Work out how many lines in the entries below include the word "Comments". Give nothing but the number.

• Data entries:
-=-=-
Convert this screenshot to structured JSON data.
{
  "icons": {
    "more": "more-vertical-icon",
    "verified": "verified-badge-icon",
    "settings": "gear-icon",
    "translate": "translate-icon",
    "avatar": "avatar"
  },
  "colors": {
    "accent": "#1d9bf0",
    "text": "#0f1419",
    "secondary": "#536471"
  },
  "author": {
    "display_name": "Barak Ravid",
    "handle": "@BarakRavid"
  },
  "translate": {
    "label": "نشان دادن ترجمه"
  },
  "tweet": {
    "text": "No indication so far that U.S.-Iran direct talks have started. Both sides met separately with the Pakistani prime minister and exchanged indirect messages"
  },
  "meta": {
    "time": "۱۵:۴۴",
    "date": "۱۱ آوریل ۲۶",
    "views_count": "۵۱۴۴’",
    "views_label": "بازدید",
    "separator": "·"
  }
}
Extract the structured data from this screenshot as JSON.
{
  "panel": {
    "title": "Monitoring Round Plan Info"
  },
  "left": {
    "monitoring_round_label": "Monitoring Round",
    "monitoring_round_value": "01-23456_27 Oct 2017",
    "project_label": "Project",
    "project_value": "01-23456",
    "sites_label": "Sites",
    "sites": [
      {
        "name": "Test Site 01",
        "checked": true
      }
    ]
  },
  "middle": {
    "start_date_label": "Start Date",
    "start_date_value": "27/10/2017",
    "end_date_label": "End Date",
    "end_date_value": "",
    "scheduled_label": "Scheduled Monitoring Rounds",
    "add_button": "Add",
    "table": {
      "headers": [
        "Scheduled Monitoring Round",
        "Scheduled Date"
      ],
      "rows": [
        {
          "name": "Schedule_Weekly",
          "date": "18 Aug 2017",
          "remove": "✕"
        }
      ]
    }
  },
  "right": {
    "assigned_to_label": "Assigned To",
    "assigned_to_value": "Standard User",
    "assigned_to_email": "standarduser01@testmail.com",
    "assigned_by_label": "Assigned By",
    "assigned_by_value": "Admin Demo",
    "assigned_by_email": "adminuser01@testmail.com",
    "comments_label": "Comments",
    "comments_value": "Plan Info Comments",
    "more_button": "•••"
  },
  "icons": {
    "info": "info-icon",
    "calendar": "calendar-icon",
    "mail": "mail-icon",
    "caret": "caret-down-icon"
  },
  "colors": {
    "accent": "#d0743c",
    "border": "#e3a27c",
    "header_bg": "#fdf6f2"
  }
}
-=-=-
• THE RESULT: 2